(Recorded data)
________________

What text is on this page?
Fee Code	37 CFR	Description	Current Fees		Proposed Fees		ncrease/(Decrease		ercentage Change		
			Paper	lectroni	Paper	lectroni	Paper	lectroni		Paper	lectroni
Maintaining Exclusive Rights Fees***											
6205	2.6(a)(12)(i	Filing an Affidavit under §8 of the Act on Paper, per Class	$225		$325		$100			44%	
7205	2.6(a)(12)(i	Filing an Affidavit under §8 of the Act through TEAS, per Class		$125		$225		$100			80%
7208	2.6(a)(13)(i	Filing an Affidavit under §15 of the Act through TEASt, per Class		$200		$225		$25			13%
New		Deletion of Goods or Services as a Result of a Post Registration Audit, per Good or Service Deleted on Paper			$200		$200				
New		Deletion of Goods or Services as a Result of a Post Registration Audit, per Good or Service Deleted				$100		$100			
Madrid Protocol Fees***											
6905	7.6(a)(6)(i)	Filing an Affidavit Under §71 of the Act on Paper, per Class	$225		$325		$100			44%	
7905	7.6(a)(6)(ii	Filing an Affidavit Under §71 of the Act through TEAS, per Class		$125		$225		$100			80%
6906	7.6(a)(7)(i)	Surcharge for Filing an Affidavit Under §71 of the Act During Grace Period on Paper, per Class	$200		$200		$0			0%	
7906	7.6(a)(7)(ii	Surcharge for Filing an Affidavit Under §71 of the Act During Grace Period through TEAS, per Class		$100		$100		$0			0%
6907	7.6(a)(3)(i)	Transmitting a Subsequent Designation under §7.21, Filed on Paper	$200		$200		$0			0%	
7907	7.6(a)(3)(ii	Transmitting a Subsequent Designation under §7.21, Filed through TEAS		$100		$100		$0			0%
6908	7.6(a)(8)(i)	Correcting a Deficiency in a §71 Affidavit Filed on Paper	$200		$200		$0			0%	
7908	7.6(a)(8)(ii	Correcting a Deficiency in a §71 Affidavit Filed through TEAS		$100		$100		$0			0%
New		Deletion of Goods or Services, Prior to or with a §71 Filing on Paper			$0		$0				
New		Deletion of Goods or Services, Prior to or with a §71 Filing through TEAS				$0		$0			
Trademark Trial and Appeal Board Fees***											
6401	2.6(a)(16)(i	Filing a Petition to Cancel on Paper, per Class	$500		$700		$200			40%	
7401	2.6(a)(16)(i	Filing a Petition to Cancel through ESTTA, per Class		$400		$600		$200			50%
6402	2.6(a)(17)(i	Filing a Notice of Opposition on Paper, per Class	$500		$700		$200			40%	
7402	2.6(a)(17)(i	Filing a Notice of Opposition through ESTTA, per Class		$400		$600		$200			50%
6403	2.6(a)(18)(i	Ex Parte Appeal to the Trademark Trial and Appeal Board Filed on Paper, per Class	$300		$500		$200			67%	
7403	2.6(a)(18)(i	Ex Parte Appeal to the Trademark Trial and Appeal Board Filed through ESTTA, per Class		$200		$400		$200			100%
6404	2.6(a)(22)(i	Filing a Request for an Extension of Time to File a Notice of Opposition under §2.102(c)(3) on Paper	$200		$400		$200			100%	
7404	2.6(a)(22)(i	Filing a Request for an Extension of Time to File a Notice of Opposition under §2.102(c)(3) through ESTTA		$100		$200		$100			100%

________________

Exercise directions: Select the lines that carry the string "Deficiency" and copy them.

The solution:
6908	7.6(a)(8)(i)	Correcting a Deficiency in a §71 Affidavit Filed on Paper	$200		$200		$0			0%	
7908	7.6(a)(8)(ii	Correcting a Deficiency in a §71 Affidavit Filed through TEAS		$100		$100		$0			0%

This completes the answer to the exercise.